Wednesday, March 16, 2011

What just happened?

Wednesday-March 16, 2011

What just happened?

Yesterday, the House of Representatives voted to pass a continuing resolution that would keep the government functioning and would also provide the funding to continue ObamaCare.

John Conyers (D-MI) said that Obama care is the platform for a future single payer healthcare program. I might remind you that, John Conyers’ wife is serving out a sentence in jail, she is a convicted felon for her role in bribery as a City of Detroit Councilwoman. This has nothing to do with Obama care, but it has everything to do with who we choose to represent us.

The House passed this provision only to review it again in three weeks. Freshman Republicans and a few seasoned Republicans voted against it. Even if it was voted down in the House, it would have passed in the Senate and get the president’s signature. You might say we didn’t have a chance to begin with, because of Harry Reid’s minions in the Senate. With the House passage of the continuing resolution, it signaled that there could be a weakness on Speaker Boehner’s part.

It signaled that the victory in November, which changed the House leadership and majority, didn’t make any difference. It signaled that the Republicans will let Obama care move in the direction of implementation, because the money is still there and it will be spent. It signaled that the House, like the White House, is not paying attention to Federal Judge Vinson’s ruling that Obama care in unconstitutional. It signaled that the House leadership will throw the Constitution out the window like the Democrats before them. It signaled that the House leadership does not want to stop the spending that will cripple future generations with debt.

In the two hundred and thirty five (235) years that this country has been around - one third (1/3) of our debt has occurred in the last three years.

What would make the House leadership buckle under and vote to continue spending? You might say that the House bargained to pass the resolution, while reducing spending by 9 billion dollars. You might say that this is a beginning. It very well could be.

Since January, the new House majority has voted to fully repeal the $2.6 trillion Obama care law; to defund the law as part of H.R. 1; and to repeal the job-destroying 1099 small business mandate. The House has also started the process of replacing the health care law with common-sense solutions that would protect jobs and bring down costs for families and small businesses.
Any upcoming effort to
repeal Obama care’s slush funds is “part of a broad assault on wasteful mandatory spending programs that began last week with passage of two bills saving taxpayers as much as $9 billion.” One of last week’s bills, for example, began the process of shutting down the TARP bailout program. There’s a similar bill on the House floor this week that makes additional cuts – and there are many more to come.

◆ **Data shown**
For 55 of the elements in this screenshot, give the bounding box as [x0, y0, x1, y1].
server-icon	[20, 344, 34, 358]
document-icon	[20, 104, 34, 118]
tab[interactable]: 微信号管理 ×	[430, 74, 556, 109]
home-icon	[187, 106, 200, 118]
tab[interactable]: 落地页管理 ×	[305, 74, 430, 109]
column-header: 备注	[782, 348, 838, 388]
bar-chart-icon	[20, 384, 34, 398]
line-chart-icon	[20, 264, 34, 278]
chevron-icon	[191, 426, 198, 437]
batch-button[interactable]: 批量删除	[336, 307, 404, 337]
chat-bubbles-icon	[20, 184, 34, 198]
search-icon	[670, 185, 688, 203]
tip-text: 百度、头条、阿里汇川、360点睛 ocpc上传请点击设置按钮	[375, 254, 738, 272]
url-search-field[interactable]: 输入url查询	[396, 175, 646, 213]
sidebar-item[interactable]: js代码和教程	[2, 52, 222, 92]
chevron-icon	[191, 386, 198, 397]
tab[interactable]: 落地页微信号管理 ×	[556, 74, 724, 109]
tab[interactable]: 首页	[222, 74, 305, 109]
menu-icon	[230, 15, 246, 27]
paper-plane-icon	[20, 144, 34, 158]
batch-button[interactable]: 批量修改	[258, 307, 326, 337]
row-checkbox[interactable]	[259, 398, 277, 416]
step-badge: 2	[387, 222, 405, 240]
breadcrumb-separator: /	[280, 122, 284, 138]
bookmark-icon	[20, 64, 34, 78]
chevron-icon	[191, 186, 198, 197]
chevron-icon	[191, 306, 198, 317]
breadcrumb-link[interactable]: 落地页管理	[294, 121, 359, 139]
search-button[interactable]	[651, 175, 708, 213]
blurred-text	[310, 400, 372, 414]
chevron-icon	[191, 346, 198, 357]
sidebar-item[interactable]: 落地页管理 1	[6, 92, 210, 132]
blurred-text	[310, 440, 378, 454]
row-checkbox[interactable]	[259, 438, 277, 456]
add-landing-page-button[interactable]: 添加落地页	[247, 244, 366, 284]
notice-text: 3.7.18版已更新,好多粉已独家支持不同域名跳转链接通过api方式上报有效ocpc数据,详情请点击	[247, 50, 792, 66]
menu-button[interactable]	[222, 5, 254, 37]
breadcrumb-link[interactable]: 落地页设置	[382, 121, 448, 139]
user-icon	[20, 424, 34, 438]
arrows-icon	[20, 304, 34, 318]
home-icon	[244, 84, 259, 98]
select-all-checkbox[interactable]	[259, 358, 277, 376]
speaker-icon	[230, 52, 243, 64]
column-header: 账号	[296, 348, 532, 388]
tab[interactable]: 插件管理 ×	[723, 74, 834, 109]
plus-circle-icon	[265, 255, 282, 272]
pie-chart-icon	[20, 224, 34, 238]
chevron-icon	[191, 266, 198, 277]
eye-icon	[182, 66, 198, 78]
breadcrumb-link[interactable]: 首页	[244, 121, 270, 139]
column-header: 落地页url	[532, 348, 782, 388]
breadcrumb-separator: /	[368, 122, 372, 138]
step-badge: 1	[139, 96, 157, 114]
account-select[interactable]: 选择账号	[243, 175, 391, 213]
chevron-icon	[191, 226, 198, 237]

◆ **Tasks to perform**
**1.** Do the following statements agree with the post on the House continuing resolution? For each, answer yes or no and quote the words of the post that decide it. (a) Freshman Republicans voted against the provision. (b) The House plans to review the provision again in three months. (c) The new House majority voted to repeal the 1099 small business mandate.
**2.** In the post on the House continuing resolution, take the part that opens with the words containing "The House passed" and closes with "Speaker Boehner’s part.". Write it out again, switching "three weeks" to "two weeks".
**3.** Proceed with the post on the House continuing resolution from where it stops.
The entries are not needed for this work.

◆ **Your written answers**
**1.**
(a) Yes: "Freshman Republicans and a few seasoned Republicans voted against it."
(b) No: "The House passed this provision only to review it again in three weeks."
(c) Yes: "to repeal the job-destroying 1099 small business mandate"

**2.**
The House passed this provision only to review it again in two weeks. Freshman Republicans and a few seasoned Republicans voted against it. Even if it was voted down in the House, it would have passed in the Senate and get the president’s signature. You might say we didn’t have a chance to begin with, because of Harry Reid’s minions in the Senate. With the House passage of the continuing resolution, it signaled that there could be a weakness on Speaker Boehner’s part.

**3.**
Why aren’t these slush funds repealed in today’s short-term continuing resolution? Continuing resolutions “can only be used for discretionary spending cuts and not changes to mandatory spending accounts.” In other words, it would require “resorting to Pelosi-style rules abuses of the sort that enraged Americans last year” – remember “we have to pass the bill, so you can find out what’s in it?”

Repealing this wasteful mandatory spending can happen without resorting to the sorts of abuses Speaker Boehner and the new majority pledged to end. Speaker Boehner said, “If the Senate won’t join us in passing a bill that repeals ObamaCare all at once, we will work to repeal it step-by-step” and “do everything we can to stop this gravy train and ensure this job-crushing health care law is never fully implemented.”

I hope that we can depend on the House Republicans to make good on Speaker Boehner’s commitment. Our debt, as a nation, and our personal freedom is at risk. There are now less than two years that this president will remain in office. He can and will continue in his efforts to destroy our traditions and our security. We will continue to pay for the damage he has caused well into his retirement years. It is now a matter of reducing that risk.

So, when you ask what just happened, you might want take a close look and trust that a strategy is in place to reduce the risk of a young president who will spend recklessly, but will not take the time to lead the free world.

When you ask the question, what just happened, ask your Congressman.

Gregory C. Dildilian
Founder and Executive Director
Pinecone Conservatives

A footnote: In three weeks, I hope we can ask the same question and get the answer we are looking for.